[start of Records for this exercise]
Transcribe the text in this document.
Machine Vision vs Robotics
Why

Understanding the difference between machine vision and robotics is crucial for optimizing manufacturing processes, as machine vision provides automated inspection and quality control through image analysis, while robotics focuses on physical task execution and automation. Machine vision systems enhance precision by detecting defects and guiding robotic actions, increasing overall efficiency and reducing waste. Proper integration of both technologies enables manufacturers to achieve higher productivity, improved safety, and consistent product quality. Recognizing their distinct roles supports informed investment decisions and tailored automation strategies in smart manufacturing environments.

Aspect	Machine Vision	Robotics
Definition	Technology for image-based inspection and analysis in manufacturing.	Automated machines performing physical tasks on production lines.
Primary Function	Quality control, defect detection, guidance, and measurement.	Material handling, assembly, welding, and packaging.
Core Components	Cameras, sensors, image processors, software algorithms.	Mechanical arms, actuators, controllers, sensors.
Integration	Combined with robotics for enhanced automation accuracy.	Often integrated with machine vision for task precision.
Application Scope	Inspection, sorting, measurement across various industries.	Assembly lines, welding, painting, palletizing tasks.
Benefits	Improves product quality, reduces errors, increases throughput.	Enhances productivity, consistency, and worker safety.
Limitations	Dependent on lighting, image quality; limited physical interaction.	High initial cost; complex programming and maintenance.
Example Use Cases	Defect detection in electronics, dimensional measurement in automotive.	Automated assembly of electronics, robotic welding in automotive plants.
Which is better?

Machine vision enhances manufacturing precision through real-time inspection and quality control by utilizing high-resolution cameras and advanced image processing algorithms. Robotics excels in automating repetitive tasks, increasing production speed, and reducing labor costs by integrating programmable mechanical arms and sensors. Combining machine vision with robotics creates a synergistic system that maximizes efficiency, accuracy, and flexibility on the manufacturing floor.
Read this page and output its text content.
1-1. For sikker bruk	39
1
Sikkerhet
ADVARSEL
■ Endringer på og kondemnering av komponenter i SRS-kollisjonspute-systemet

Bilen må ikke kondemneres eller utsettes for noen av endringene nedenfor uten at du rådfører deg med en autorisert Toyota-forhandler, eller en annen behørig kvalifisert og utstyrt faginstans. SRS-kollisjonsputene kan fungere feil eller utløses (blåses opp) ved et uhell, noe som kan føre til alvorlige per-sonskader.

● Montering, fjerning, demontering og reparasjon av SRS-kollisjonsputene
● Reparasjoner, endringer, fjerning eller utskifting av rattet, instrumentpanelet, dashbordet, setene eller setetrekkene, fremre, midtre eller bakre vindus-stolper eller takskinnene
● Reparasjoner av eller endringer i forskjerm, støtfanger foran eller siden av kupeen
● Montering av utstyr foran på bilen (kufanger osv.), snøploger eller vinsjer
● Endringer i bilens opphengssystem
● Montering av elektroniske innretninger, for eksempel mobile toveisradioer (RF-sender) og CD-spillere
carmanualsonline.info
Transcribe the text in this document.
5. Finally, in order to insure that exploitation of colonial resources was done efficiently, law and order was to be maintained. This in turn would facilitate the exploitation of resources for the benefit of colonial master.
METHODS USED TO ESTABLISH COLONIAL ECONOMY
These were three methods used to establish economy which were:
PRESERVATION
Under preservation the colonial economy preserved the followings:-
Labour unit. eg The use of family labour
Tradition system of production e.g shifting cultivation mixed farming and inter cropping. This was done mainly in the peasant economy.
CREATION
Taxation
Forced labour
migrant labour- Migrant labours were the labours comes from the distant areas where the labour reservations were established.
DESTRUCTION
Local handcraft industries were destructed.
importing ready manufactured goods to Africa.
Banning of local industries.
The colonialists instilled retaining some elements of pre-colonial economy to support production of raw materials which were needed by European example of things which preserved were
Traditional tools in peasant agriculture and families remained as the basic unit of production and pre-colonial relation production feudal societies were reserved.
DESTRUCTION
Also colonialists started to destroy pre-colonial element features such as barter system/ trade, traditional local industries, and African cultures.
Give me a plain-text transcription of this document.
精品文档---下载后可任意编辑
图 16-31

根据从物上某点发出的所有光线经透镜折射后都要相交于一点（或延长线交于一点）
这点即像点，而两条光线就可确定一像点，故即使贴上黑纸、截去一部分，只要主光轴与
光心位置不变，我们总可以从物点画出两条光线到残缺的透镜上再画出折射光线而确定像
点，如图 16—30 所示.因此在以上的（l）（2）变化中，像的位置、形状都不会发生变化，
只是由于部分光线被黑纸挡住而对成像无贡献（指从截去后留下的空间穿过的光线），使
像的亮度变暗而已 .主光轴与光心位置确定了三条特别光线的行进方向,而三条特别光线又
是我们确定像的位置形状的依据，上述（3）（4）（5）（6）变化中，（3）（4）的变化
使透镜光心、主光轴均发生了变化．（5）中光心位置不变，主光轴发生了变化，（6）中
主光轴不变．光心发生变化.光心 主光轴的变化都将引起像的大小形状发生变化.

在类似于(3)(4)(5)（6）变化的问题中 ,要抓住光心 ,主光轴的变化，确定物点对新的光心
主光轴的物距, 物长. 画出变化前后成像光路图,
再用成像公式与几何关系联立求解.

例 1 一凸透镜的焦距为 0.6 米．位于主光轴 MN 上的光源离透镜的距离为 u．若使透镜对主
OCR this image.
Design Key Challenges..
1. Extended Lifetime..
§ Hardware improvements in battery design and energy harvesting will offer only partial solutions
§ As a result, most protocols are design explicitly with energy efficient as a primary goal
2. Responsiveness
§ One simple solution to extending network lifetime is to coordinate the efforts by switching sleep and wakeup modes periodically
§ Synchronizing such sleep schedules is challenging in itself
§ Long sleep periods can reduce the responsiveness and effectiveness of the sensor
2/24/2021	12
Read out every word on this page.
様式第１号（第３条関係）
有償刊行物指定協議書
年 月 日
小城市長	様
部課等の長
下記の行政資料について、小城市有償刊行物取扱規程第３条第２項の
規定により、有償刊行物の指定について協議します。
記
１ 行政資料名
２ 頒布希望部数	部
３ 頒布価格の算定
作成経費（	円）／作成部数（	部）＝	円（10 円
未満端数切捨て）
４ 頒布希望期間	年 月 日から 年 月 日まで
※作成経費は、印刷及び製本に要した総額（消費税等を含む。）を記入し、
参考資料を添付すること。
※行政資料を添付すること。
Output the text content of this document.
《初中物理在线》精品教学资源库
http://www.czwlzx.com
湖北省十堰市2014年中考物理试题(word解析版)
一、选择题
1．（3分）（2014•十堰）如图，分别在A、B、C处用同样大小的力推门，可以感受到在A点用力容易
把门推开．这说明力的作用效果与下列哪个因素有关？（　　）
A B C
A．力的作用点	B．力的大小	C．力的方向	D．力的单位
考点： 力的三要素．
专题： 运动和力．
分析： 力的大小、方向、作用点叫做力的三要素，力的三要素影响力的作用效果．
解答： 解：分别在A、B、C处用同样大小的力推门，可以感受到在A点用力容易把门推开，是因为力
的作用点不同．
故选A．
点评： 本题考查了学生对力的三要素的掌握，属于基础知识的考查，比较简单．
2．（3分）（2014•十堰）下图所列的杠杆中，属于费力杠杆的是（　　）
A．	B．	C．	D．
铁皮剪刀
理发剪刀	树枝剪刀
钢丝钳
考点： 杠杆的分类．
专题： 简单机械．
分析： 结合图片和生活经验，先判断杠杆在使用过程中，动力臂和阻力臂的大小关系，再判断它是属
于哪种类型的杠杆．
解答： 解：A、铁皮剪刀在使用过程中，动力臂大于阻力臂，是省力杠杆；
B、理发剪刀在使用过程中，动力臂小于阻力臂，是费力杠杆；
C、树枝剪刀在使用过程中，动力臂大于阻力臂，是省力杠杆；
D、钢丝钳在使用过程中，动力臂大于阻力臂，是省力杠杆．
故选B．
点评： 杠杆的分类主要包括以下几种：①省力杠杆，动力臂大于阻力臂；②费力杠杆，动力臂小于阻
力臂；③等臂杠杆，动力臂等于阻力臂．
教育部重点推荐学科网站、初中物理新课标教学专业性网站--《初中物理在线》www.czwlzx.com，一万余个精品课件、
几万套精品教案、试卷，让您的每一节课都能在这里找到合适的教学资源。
[end of Records for this exercise]
• Written task: Looking at the data above, show all lines where the word "energy" occurs.

• Problem solution:
§ Hardware improvements in battery design and energy harvesting will offer only partial solutions
§ As a result, most protocols are design explicitly with energy efficient as a primary goal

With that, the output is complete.